PROBLEM TO WORK ON →
Retype the records that come next, word for word.

○ ○ ○

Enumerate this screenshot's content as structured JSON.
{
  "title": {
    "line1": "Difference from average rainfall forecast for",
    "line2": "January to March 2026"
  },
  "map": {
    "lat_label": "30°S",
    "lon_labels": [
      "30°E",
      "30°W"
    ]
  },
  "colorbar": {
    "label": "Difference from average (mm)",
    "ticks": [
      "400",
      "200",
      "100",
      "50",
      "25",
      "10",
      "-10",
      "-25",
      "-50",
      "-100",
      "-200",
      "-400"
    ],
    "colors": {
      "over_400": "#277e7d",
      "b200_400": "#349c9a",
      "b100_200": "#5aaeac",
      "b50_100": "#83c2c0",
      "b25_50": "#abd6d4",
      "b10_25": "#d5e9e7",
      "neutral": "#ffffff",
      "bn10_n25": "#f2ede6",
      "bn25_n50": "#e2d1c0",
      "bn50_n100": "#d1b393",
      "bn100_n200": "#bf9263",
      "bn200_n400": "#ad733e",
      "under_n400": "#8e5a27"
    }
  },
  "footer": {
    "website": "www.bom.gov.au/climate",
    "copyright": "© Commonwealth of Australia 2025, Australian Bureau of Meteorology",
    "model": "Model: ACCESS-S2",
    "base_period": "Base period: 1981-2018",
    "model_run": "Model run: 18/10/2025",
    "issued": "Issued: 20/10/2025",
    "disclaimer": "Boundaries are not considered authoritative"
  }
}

○ ○ ○

EXPECTED OUTPUT →
Enumerate this screenshot's content as structured JSON.
{
  "title": {
    "line1": "Difference from average rainfall forecast for",
    "line2": "January to March 2026"
  },
  "map": {
    "lat_label": "30°S",
    "lon_labels": [
      "30°E",
      "30°W"
    ]
  },
  "colorbar": {
    "label": "Difference from average (mm)",
    "ticks": [
      "400",
      "200",
      "100",
      "50",
      "25",
      "10",
      "-10",
      "-25",
      "-50",
      "-100",
      "-200",
      "-400"
    ],
    "colors": {
      "over_400": "#277e7d",
      "b200_400": "#349c9a",
      "b100_200": "#5aaeac",
      "b50_100": "#83c2c0",
      "b25_50": "#abd6d4",
      "b10_25": "#d5e9e7",
      "neutral": "#ffffff",
      "bn10_n25": "#f2ede6",
      "bn25_n50": "#e2d1c0",
      "bn50_n100": "#d1b393",
      "bn100_n200": "#bf9263",
      "bn200_n400": "#ad733e",
      "under_n400": "#8e5a27"
    }
  },
  "footer": {
    "website": "www.bom.gov.au/climate",
    "copyright": "© Commonwealth of Australia 2025, Australian Bureau of Meteorology",
    "model": "Model: ACCESS-S2",
    "base_period": "Base period: 1981-2018",
    "model_run": "Model run: 18/10/2025",
    "issued": "Issued: 20/10/2025",
    "disclaimer": "Boundaries are not considered authoritative"
  }
}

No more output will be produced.